▶ [DESCRIPTION OF THE TASK]: Quote, verbatim, all material below, without pictures.

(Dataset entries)
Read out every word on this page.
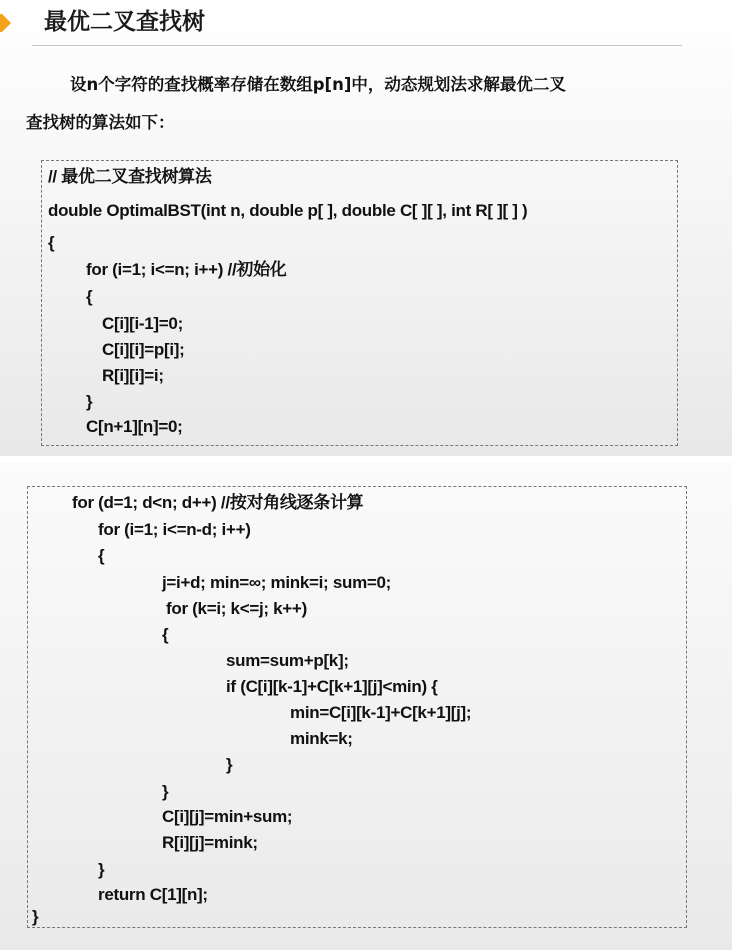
最优二叉查找树
设n个字符的查找概率存储在数组p[n]中，动态规划法求解最优二叉
查找树的算法如下：
// 最优二叉查找树算法
double OptimalBST(int n, double p[ ], double C[ ][ ], int R[ ][ ] )
{
for (i=1; i<=n; i++) //初始化
{
C[i][i-1]=0;
C[i][i]=p[i];
R[i][i]=i;
}
C[n+1][n]=0;
for (d=1; d<n; d++) //按对角线逐条计算
for (i=1; i<=n-d; i++)
{
j=i+d; min=∞; mink=i; sum=0;
for (k=i; k<=j; k++)
{
sum=sum+p[k];
if (C[i][k-1]+C[k+1][j]<min) {
min=C[i][k-1]+C[k+1][j];
mink=k;
}
}
C[i][j]=min+sum;
R[i][j]=mink;
}
return C[1][n];
}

▶ [EXERCISE RESPONSE]:
Read out every word on this page.
最优二叉查找树
设n个字符的查找概率存储在数组p[n]中，动态规划法求解最优二叉
查找树的算法如下：
// 最优二叉查找树算法
double OptimalBST(int n, double p[ ], double C[ ][ ], int R[ ][ ] )
{
for (i=1; i<=n; i++) //初始化
{
C[i][i-1]=0;
C[i][i]=p[i];
R[i][i]=i;
}
C[n+1][n]=0;
for (d=1; d<n; d++) //按对角线逐条计算
for (i=1; i<=n-d; i++)
{
j=i+d; min=∞; mink=i; sum=0;
for (k=i; k<=j; k++)
{
sum=sum+p[k];
if (C[i][k-1]+C[k+1][j]<min) {
min=C[i][k-1]+C[k+1][j];
mink=k;
}
}
C[i][j]=min+sum;
R[i][j]=mink;
}
return C[1][n];
}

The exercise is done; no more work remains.